■ WHAT IS BEING ASKED
A verbatim copy of the records is required, with all pictures left out.

■ RECORDS FOR THIS EXERCISE
════════════════
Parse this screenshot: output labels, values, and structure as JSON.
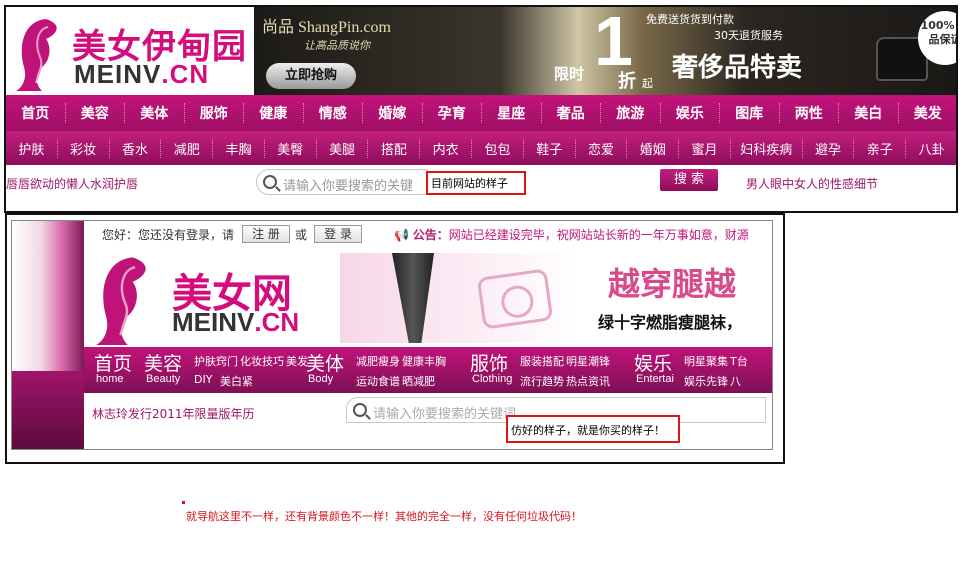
{
  "top": {
    "logo_cn": "美女伊甸园",
    "logo_en_a": "MEINV",
    "logo_en_b": ".CN",
    "banner": {
      "brand": "尚品 ShangPin.com",
      "brand_sub": "让高品质说你",
      "buy_button": "立即抢购",
      "free_ship": "免费送货货到付款",
      "returns": "30天退货服务",
      "big_number": "1",
      "limit": "限时",
      "zhe": "折",
      "qi": "起",
      "luxury": "奢侈品特卖",
      "badge": "100% 正品保证"
    },
    "nav_main": [
      "首页",
      "美容",
      "美体",
      "服饰",
      "健康",
      "情感",
      "婚嫁",
      "孕育",
      "星座",
      "奢品",
      "旅游",
      "娱乐",
      "图库",
      "两性",
      "美白",
      "美发"
    ],
    "nav_sub": [
      "护肤",
      "彩妆",
      "香水",
      "减肥",
      "丰胸",
      "美臀",
      "美腿",
      "搭配",
      "内衣",
      "包包",
      "鞋子",
      "恋爱",
      "婚姻",
      "蜜月",
      "妇科疾病",
      "避孕",
      "亲子",
      "八卦"
    ],
    "search": {
      "left_text": "唇唇欲动的懒人水润护唇",
      "placeholder": "请输入你要搜索的关键",
      "button": "搜 索",
      "right_text": "男人眼中女人的性感细节"
    },
    "note": "目前网站的样子"
  },
  "bottom": {
    "welcome": "您好：您还没有登录，请",
    "register": "注 册",
    "or": "或",
    "login": "登 录",
    "notice_label": "公告：",
    "notice_text": "网站已经建设完毕，祝网站站长新的一年万事如意，财源",
    "logo_cn": "美女网",
    "logo_en_a": "MEINV",
    "logo_en_b": ".CN",
    "banner_t1": "越穿腿越",
    "banner_t2": "绿十字燃脂瘦腿袜，",
    "nav": [
      {
        "cn": "首页",
        "en": "home"
      },
      {
        "cn": "美容",
        "en": "Beauty",
        "subs": [
          "护肤窍门",
          "化妆技巧",
          "美发",
          "DIY",
          "美白紧"
        ]
      },
      {
        "cn": "美体",
        "en": "Body",
        "subs": [
          "减肥瘦身",
          "健康丰胸",
          "运动食谱",
          "晒减肥"
        ]
      },
      {
        "cn": "服饰",
        "en": "Clothing",
        "subs": [
          "服装搭配",
          "明星潮锋",
          "流行趋势",
          "热点资讯"
        ]
      },
      {
        "cn": "娱乐",
        "en": "Entertai",
        "subs": [
          "明星聚集",
          "T台",
          "娱乐先锋",
          "八"
        ]
      }
    ],
    "promo": "林志玲发行2011年限量版年历",
    "search_placeholder": "请输入你要搜索的关键词...",
    "note": "仿好的样子，就是你买的样子！"
  },
  "footer_note": "就导航这里不一样，还有背景颜色不一样！其他的完全一样，没有任何垃圾代码！",
  "colors": {
    "accent": "#c1137a",
    "note_border": "#e01414"
  }
}
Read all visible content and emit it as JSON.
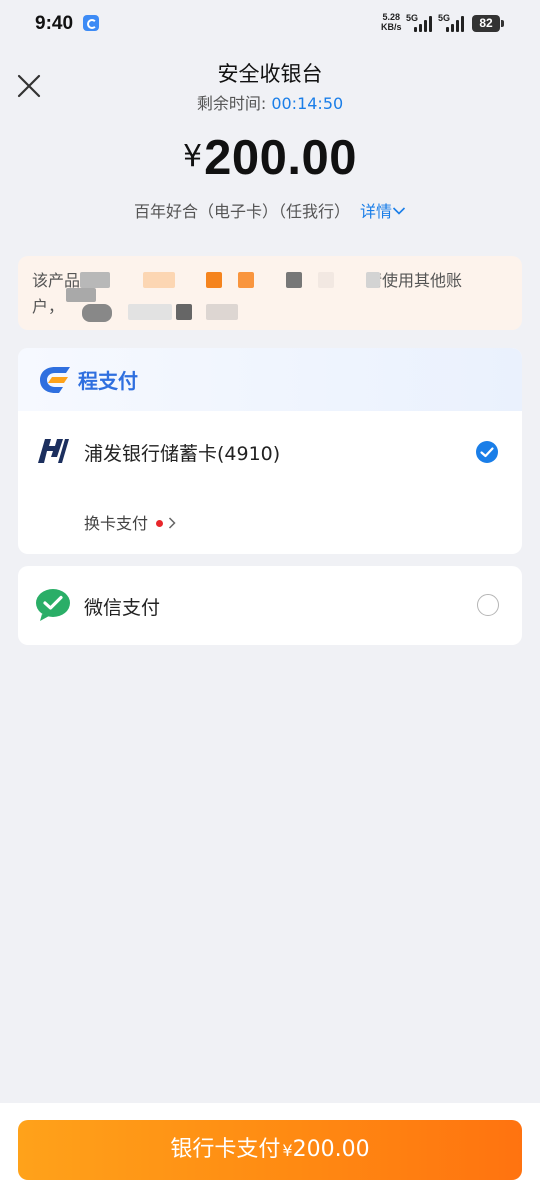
{
  "status_bar": {
    "time": "9:40",
    "speed_value": "5.28",
    "speed_unit": "KB/s",
    "net1": "5G",
    "net2": "5G",
    "battery": "82"
  },
  "header": {
    "title": "安全收银台",
    "timer_label": "剩余时间: ",
    "timer_value": "00:14:50"
  },
  "order": {
    "currency": "¥",
    "amount": "200.00",
    "product": "百年好合（电子卡）（任我行）",
    "detail_label": "详情"
  },
  "notice": {
    "line1_start": "该产品仅",
    "line1_end": "请使用其他账",
    "line2_start": "户，"
  },
  "payment": {
    "provider_name": "程支付",
    "bank_card": "浦发银行储蓄卡(4910)",
    "switch_card_label": "换卡支付",
    "wechat_label": "微信支付",
    "selected": "bank_card"
  },
  "pay_button": {
    "label": "银行卡支付",
    "currency": "¥",
    "amount": "200.00"
  },
  "colors": {
    "accent_blue": "#1a7ee8",
    "pay_orange": "#ff8a12",
    "wechat_green": "#2aae67",
    "spdb_navy": "#1c2f5e",
    "notice_bg": "#fdf3ec"
  }
}
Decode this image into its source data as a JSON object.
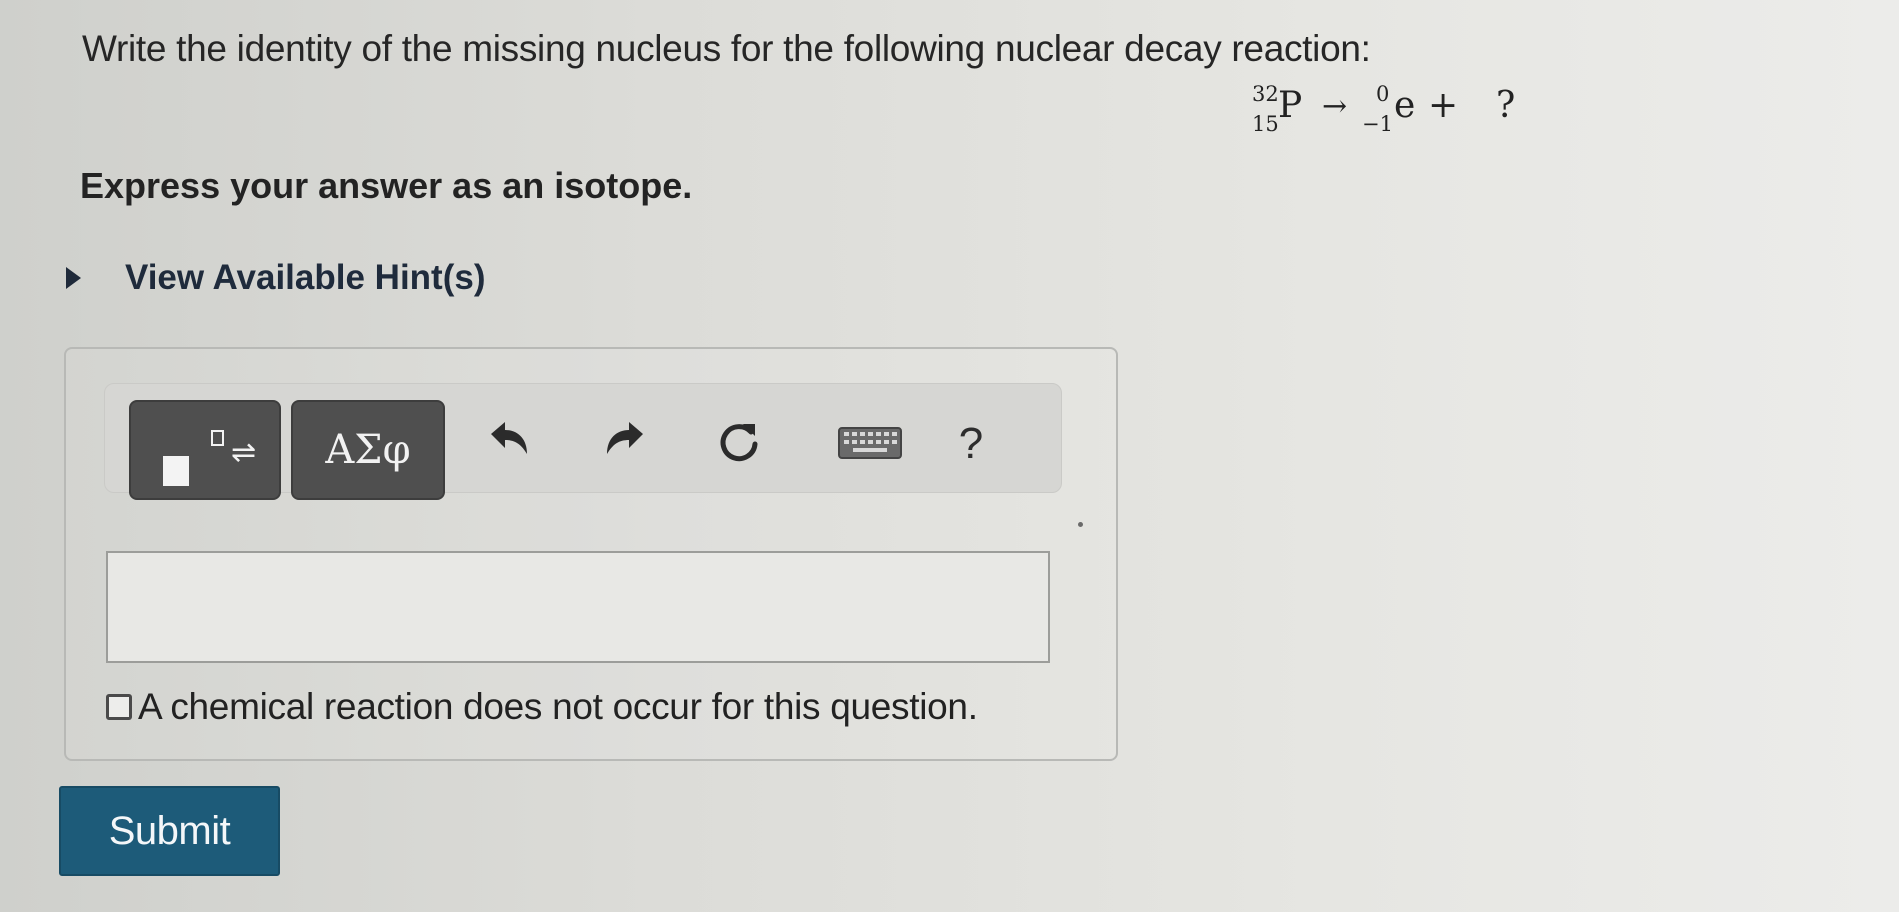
════════════════
■ TASK RESPONSE
Parse this screenshot: output labels, values, and structure as JSON.
{
  "top": {
    "logo_cn": "美女伊甸园",
    "logo_en_a": "MEINV",
    "logo_en_b": ".CN",
    "banner": {
      "brand": "尚品 ShangPin.com",
      "brand_sub": "让高品质说你",
      "buy_button": "立即抢购",
      "free_ship": "免费送货货到付款",
      "returns": "30天退货服务",
      "big_number": "1",
      "limit": "限时",
      "zhe": "折",
      "qi": "起",
      "luxury": "奢侈品特卖",
      "badge": "100% 正品保证"
    },
    "nav_main": [
      "首页",
      "美容",
      "美体",
      "服饰",
      "健康",
      "情感",
      "婚嫁",
      "孕育",
      "星座",
      "奢品",
      "旅游",
      "娱乐",
      "图库",
      "两性",
      "美白",
      "美发"
    ],
    "nav_sub": [
      "护肤",
      "彩妆",
      "香水",
      "减肥",
      "丰胸",
      "美臀",
      "美腿",
      "搭配",
      "内衣",
      "包包",
      "鞋子",
      "恋爱",
      "婚姻",
      "蜜月",
      "妇科疾病",
      "避孕",
      "亲子",
      "八卦"
    ],
    "search": {
      "left_text": "唇唇欲动的懒人水润护唇",
      "placeholder": "请输入你要搜索的关键",
      "button": "搜 索",
      "right_text": "男人眼中女人的性感细节"
    },
    "note": "目前网站的样子"
  },
  "bottom": {
    "welcome": "您好：您还没有登录，请",
    "register": "注 册",
    "or": "或",
    "login": "登 录",
    "notice_label": "公告：",
    "notice_text": "网站已经建设完毕，祝网站站长新的一年万事如意，财源",
    "logo_cn": "美女网",
    "logo_en_a": "MEINV",
    "logo_en_b": ".CN",
    "banner_t1": "越穿腿越",
    "banner_t2": "绿十字燃脂瘦腿袜，",
    "nav": [
      {
        "cn": "首页",
        "en": "home"
      },
      {
        "cn": "美容",
        "en": "Beauty",
        "subs": [
          "护肤窍门",
          "化妆技巧",
          "美发",
          "DIY",
          "美白紧"
        ]
      },
      {
        "cn": "美体",
        "en": "Body",
        "subs": [
          "减肥瘦身",
          "健康丰胸",
          "运动食谱",
          "晒减肥"
        ]
      },
      {
        "cn": "服饰",
        "en": "Clothing",
        "subs": [
          "服装搭配",
          "明星潮锋",
          "流行趋势",
          "热点资讯"
        ]
      },
      {
        "cn": "娱乐",
        "en": "Entertai",
        "subs": [
          "明星聚集",
          "T台",
          "娱乐先锋",
          "八"
        ]
      }
    ],
    "promo": "林志玲发行2011年限量版年历",
    "search_placeholder": "请输入你要搜索的关键词...",
    "note": "仿好的样子，就是你买的样子！"
  },
  "footer_note": "就导航这里不一样，还有背景颜色不一样！其他的完全一样，没有任何垃圾代码！",
  "colors": {
    "accent": "#c1137a",
    "note_border": "#e01414"
  }
}
Read all visible content and emit it as JSON.
{
  "status_bar": {
    "time": "9:40",
    "speed_value": "5.28",
    "speed_unit": "KB/s",
    "net1": "5G",
    "net2": "5G",
    "battery": "82"
  },
  "header": {
    "title": "安全收银台",
    "timer_label": "剩余时间: ",
    "timer_value": "00:14:50"
  },
  "order": {
    "currency": "¥",
    "amount": "200.00",
    "product": "百年好合（电子卡）（任我行）",
    "detail_label": "详情"
  },
  "notice": {
    "line1_start": "该产品仅",
    "line1_end": "请使用其他账",
    "line2_start": "户，"
  },
  "payment": {
    "provider_name": "程支付",
    "bank_card": "浦发银行储蓄卡(4910)",
    "switch_card_label": "换卡支付",
    "wechat_label": "微信支付",
    "selected": "bank_card"
  },
  "pay_button": {
    "label": "银行卡支付",
    "currency": "¥",
    "amount": "200.00"
  },
  "colors": {
    "accent_blue": "#1a7ee8",
    "pay_orange": "#ff8a12",
    "wechat_green": "#2aae67",
    "spdb_navy": "#1c2f5e",
    "notice_bg": "#fdf3ec"
  }
}
Decode this image into its source data as a JSON object.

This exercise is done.